Work to be completed:
All lines from the one containing "What's the underlying" through the last line of the listing below are to be copied exactly. Exclude the pictures.

## Start Recorded information

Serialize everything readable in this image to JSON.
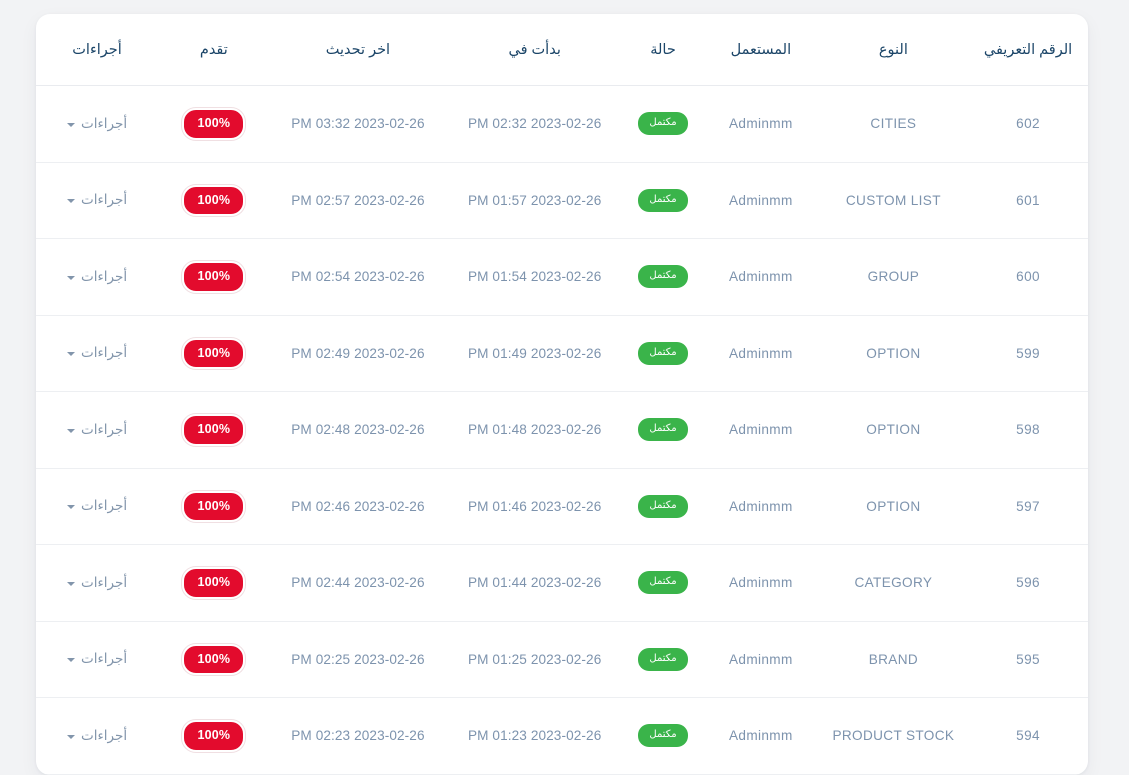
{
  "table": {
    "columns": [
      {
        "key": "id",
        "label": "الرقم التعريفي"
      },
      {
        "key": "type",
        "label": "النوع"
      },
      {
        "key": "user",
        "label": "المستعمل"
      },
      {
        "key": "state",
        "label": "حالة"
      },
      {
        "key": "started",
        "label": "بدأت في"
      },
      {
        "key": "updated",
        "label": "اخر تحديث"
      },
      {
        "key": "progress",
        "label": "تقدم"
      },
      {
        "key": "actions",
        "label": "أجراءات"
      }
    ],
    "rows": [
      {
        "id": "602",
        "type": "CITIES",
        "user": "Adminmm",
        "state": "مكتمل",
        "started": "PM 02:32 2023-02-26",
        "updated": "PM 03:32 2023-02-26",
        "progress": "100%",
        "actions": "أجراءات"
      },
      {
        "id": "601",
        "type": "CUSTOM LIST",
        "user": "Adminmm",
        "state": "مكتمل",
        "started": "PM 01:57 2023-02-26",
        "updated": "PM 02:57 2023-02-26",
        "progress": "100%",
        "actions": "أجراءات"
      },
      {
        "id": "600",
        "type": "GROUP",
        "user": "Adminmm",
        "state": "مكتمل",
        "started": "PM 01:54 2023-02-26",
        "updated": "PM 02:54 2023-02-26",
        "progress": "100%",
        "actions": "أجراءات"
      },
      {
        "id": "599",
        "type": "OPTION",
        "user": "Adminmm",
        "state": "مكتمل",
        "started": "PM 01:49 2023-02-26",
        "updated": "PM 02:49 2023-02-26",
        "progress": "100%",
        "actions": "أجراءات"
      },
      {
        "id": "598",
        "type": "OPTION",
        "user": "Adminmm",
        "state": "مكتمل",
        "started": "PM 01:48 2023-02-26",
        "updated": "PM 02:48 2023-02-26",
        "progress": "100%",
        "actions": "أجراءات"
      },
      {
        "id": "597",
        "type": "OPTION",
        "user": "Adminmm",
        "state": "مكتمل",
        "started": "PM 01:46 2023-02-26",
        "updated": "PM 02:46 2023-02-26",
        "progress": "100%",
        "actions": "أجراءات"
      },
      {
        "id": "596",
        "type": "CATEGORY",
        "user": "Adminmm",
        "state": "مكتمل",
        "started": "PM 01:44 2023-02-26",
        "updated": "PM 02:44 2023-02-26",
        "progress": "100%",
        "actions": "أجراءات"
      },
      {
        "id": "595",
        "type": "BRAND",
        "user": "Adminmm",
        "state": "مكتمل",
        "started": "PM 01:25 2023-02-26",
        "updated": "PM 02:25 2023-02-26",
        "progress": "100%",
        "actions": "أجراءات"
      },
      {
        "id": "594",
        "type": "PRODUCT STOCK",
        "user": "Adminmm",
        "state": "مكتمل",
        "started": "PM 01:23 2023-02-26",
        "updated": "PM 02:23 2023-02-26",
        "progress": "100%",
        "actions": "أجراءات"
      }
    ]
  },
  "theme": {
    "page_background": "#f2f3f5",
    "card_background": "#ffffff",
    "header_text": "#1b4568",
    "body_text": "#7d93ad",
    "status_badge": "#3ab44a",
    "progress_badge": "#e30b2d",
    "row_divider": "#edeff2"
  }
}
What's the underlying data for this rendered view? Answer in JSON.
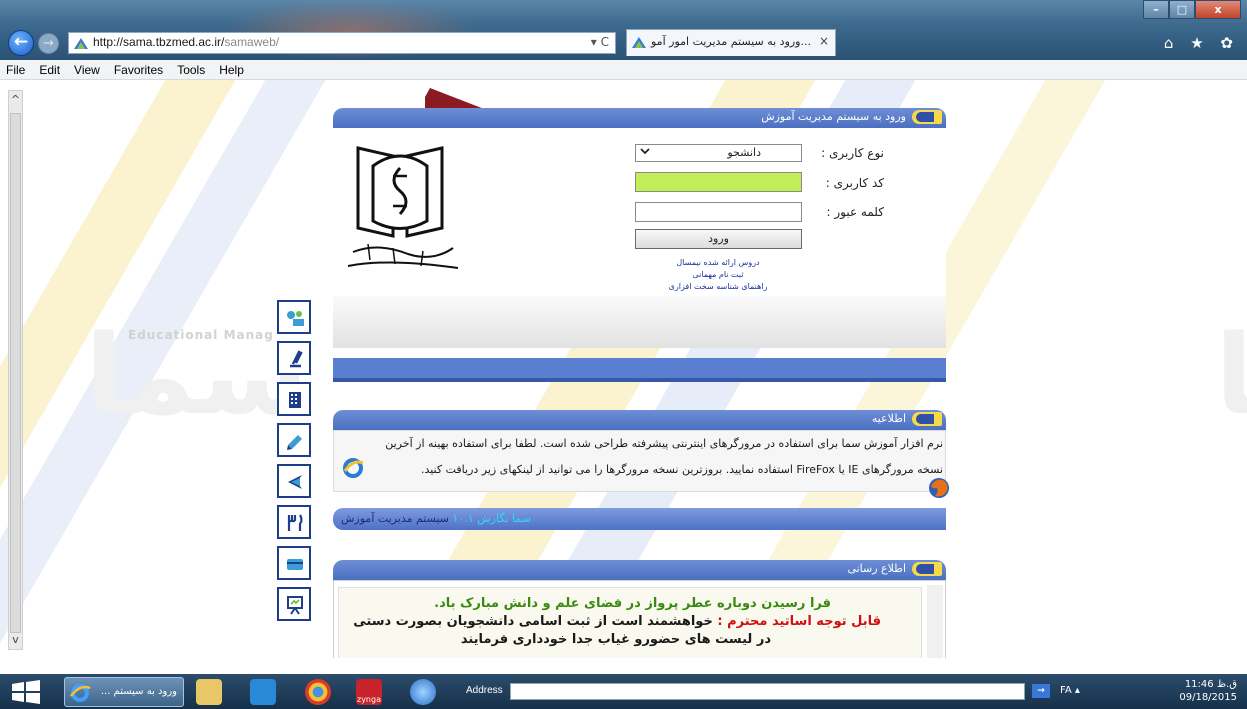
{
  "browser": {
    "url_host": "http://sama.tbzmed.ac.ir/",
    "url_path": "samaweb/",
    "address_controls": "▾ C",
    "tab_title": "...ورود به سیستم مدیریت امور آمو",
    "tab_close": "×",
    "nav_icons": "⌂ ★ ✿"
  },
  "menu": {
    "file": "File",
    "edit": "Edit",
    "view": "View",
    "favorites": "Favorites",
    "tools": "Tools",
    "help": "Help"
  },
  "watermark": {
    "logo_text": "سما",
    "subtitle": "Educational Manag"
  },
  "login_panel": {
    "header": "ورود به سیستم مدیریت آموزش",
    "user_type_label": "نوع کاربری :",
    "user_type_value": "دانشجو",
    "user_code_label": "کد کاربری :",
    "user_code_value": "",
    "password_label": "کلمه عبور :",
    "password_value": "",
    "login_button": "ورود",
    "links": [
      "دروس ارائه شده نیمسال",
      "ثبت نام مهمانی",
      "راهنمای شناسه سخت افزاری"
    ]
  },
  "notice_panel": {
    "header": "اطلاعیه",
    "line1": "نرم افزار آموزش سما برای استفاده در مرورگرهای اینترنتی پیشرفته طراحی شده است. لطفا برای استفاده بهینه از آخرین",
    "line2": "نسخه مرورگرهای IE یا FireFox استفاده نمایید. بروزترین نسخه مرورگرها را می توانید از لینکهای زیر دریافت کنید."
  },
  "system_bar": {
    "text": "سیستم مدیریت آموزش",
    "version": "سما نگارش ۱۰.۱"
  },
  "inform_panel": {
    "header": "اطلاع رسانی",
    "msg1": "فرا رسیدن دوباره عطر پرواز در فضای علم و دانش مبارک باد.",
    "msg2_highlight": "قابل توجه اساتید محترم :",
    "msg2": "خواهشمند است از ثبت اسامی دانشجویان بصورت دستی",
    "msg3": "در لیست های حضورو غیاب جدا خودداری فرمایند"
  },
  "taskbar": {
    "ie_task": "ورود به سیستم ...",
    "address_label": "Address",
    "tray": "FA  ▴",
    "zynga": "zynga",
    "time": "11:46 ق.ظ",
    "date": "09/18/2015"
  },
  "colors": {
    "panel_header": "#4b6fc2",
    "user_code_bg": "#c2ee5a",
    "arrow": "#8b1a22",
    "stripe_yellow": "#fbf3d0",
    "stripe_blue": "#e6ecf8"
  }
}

## End Recorded information

Output for this task:
What's the underlying data for this rendered view? Answer in JSON.
{
  "browser": {
    "url_host": "http://sama.tbzmed.ac.ir/",
    "url_path": "samaweb/",
    "address_controls": "▾ C",
    "tab_title": "...ورود به سیستم مدیریت امور آمو",
    "tab_close": "×",
    "nav_icons": "⌂ ★ ✿"
  },
  "menu": {
    "file": "File",
    "edit": "Edit",
    "view": "View",
    "favorites": "Favorites",
    "tools": "Tools",
    "help": "Help"
  },
  "watermark": {
    "logo_text": "سما",
    "subtitle": "Educational Manag"
  },
  "login_panel": {
    "header": "ورود به سیستم مدیریت آموزش",
    "user_type_label": "نوع کاربری :",
    "user_type_value": "دانشجو",
    "user_code_label": "کد کاربری :",
    "user_code_value": "",
    "password_label": "کلمه عبور :",
    "password_value": "",
    "login_button": "ورود",
    "links": [
      "دروس ارائه شده نیمسال",
      "ثبت نام مهمانی",
      "راهنمای شناسه سخت افزاری"
    ]
  },
  "notice_panel": {
    "header": "اطلاعیه",
    "line1": "نرم افزار آموزش سما برای استفاده در مرورگرهای اینترنتی پیشرفته طراحی شده است. لطفا برای استفاده بهینه از آخرین",
    "line2": "نسخه مرورگرهای IE یا FireFox استفاده نمایید. بروزترین نسخه مرورگرها را می توانید از لینکهای زیر دریافت کنید."
  },
  "system_bar": {
    "text": "سیستم مدیریت آموزش",
    "version": "سما نگارش ۱۰.۱"
  },
  "inform_panel": {
    "header": "اطلاع رسانی",
    "msg1": "فرا رسیدن دوباره عطر پرواز در فضای علم و دانش مبارک باد.",
    "msg2_highlight": "قابل توجه اساتید محترم :",
    "msg2": "خواهشمند است از ثبت اسامی دانشجویان بصورت دستی",
    "msg3": "در لیست های حضورو غیاب جدا خودداری فرمایند"
  },
  "taskbar": {
    "ie_task": "ورود به سیستم ...",
    "address_label": "Address",
    "tray": "FA  ▴",
    "zynga": "zynga",
    "time": "11:46 ق.ظ",
    "date": "09/18/2015"
  },
  "colors": {
    "panel_header": "#4b6fc2",
    "user_code_bg": "#c2ee5a",
    "arrow": "#8b1a22",
    "stripe_yellow": "#fbf3d0",
    "stripe_blue": "#e6ecf8"
  }
}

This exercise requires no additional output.